_Task details_. Every entry should be repeated exactly. Omit the pictures.

_Provided records_.
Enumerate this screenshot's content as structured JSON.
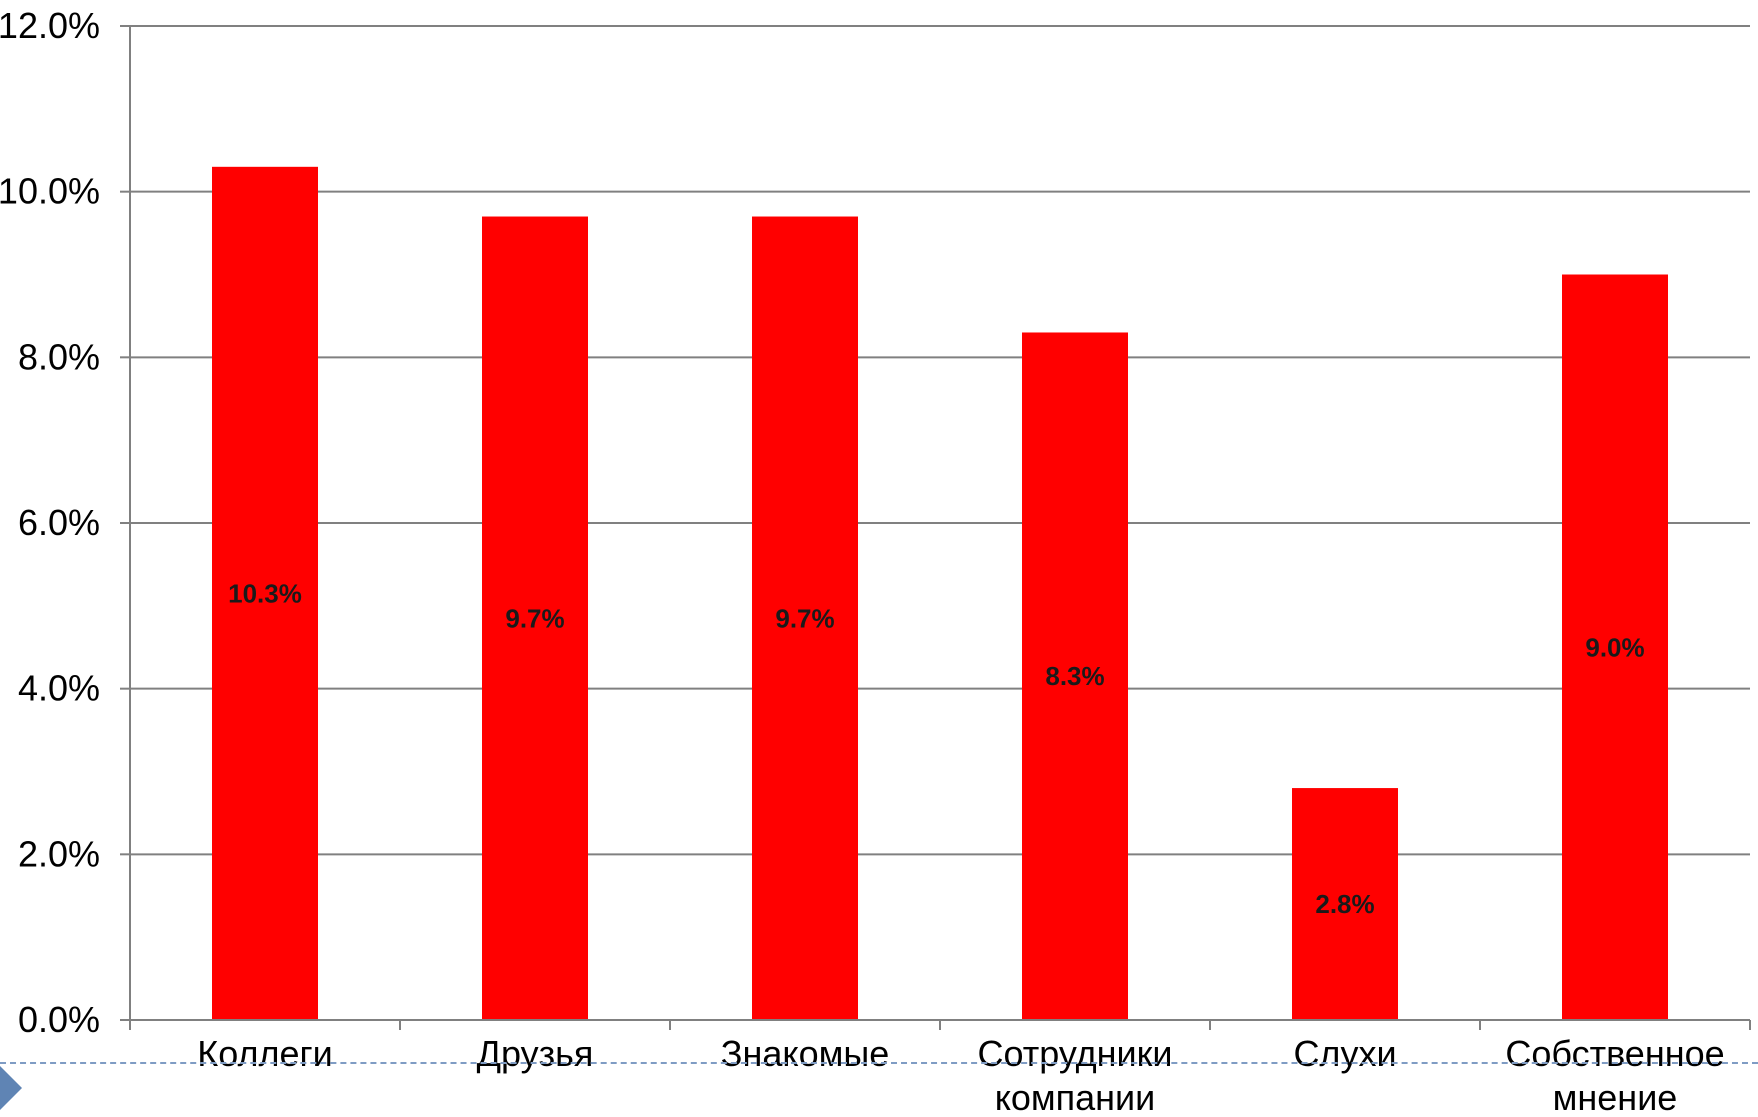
{
  "chart_data": {
    "type": "bar",
    "categories": [
      [
        "Коллеги"
      ],
      [
        "Друзья"
      ],
      [
        "Знакомые"
      ],
      [
        "Сотрудники",
        "компании"
      ],
      [
        "Слухи"
      ],
      [
        "Собственное",
        "мнение"
      ]
    ],
    "values": [
      10.3,
      9.7,
      9.7,
      8.3,
      2.8,
      9.0
    ],
    "data_labels": [
      "10.3%",
      "9.7%",
      "9.7%",
      "8.3%",
      "2.8%",
      "9.0%"
    ],
    "yticks": [
      0,
      2,
      4,
      6,
      8,
      10,
      12
    ],
    "ytick_labels": [
      "0.0%",
      "2.0%",
      "4.0%",
      "6.0%",
      "8.0%",
      "10.0%",
      "12.0%"
    ],
    "ylim": [
      0,
      12
    ],
    "grid": true,
    "bar_color": "#ff0000",
    "title": "",
    "xlabel": "",
    "ylabel": ""
  },
  "colors": {
    "grid": "#808080",
    "axis": "#808080",
    "nav_arrow": "#5f84b4"
  },
  "icons": {
    "nav": "triangle-right-icon"
  }
}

_Solved problem_.
Enumerate this screenshot's content as structured JSON.
{
  "chart_data": {
    "type": "bar",
    "categories": [
      [
        "Коллеги"
      ],
      [
        "Друзья"
      ],
      [
        "Знакомые"
      ],
      [
        "Сотрудники",
        "компании"
      ],
      [
        "Слухи"
      ],
      [
        "Собственное",
        "мнение"
      ]
    ],
    "values": [
      10.3,
      9.7,
      9.7,
      8.3,
      2.8,
      9.0
    ],
    "data_labels": [
      "10.3%",
      "9.7%",
      "9.7%",
      "8.3%",
      "2.8%",
      "9.0%"
    ],
    "yticks": [
      0,
      2,
      4,
      6,
      8,
      10,
      12
    ],
    "ytick_labels": [
      "0.0%",
      "2.0%",
      "4.0%",
      "6.0%",
      "8.0%",
      "10.0%",
      "12.0%"
    ],
    "ylim": [
      0,
      12
    ],
    "grid": true,
    "bar_color": "#ff0000",
    "title": "",
    "xlabel": "",
    "ylabel": ""
  },
  "colors": {
    "grid": "#808080",
    "axis": "#808080",
    "nav_arrow": "#5f84b4"
  },
  "icons": {
    "nav": "triangle-right-icon"
  }
}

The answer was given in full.